>>>>>

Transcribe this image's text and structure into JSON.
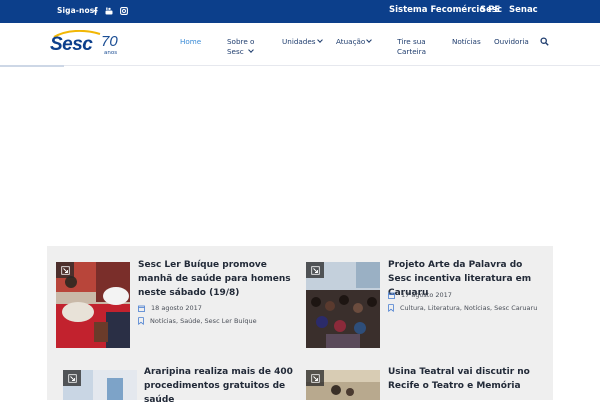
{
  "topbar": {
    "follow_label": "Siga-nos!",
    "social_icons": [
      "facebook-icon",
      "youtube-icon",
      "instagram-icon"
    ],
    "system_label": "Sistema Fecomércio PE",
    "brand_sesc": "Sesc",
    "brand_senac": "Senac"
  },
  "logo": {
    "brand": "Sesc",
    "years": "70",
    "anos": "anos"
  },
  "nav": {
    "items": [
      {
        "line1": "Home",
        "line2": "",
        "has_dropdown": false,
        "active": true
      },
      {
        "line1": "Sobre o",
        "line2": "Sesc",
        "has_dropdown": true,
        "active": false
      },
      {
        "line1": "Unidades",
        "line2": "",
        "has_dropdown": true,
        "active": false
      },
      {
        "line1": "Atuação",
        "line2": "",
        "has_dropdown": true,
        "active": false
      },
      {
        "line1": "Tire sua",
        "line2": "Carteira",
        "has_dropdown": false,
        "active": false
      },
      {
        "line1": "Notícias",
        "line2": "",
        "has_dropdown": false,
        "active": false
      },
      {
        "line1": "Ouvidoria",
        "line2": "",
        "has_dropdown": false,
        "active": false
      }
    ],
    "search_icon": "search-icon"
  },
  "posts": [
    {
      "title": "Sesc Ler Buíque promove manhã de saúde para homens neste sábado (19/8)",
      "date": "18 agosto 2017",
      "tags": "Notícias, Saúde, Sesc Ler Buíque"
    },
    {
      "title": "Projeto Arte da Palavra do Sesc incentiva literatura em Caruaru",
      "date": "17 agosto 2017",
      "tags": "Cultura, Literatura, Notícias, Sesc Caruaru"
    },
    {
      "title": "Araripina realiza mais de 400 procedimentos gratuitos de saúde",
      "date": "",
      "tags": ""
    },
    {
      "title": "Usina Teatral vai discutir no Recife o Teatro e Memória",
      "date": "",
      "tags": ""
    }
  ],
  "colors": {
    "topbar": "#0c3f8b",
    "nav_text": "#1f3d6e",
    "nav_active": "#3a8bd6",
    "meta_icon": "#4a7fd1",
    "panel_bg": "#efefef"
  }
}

<<<<<
>>>>>

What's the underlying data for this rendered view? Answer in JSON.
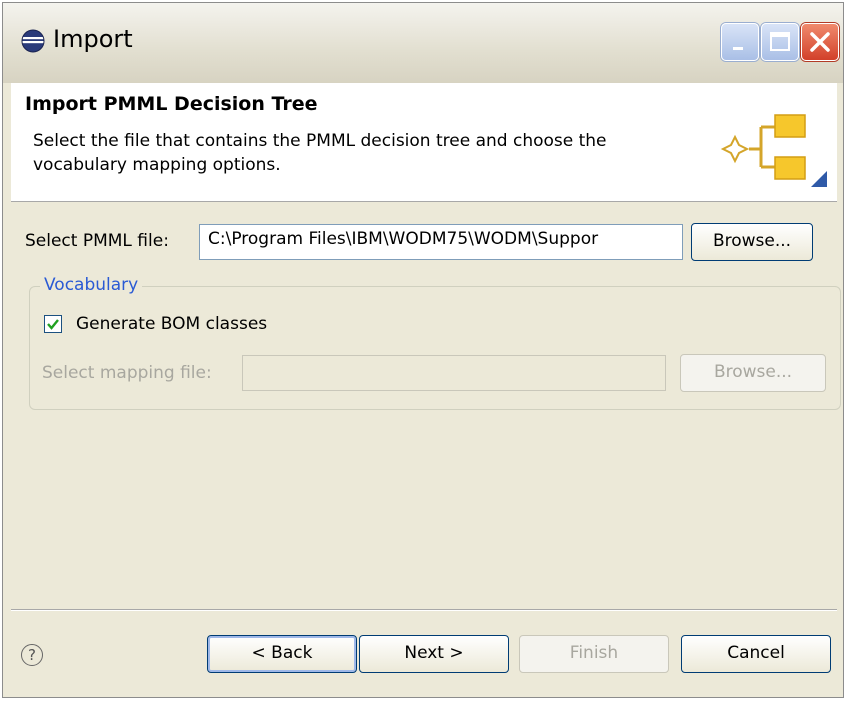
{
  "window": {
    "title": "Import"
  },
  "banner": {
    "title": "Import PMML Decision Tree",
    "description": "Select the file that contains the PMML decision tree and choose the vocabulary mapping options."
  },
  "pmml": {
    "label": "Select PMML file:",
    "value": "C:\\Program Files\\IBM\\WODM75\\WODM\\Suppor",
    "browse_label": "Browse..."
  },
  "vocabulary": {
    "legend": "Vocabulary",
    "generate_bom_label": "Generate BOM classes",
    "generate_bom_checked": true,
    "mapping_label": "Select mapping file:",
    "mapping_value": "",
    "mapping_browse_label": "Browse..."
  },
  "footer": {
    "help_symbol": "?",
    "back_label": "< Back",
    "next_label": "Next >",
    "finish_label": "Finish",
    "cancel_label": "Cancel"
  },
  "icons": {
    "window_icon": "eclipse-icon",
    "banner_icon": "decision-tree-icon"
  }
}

<<<<<

| Task to complete |
Check each line above for the string "agosto", then copy the ones that have it.

| Full solution |
      "date": "18 agosto 2017",
      "date": "17 agosto 2017",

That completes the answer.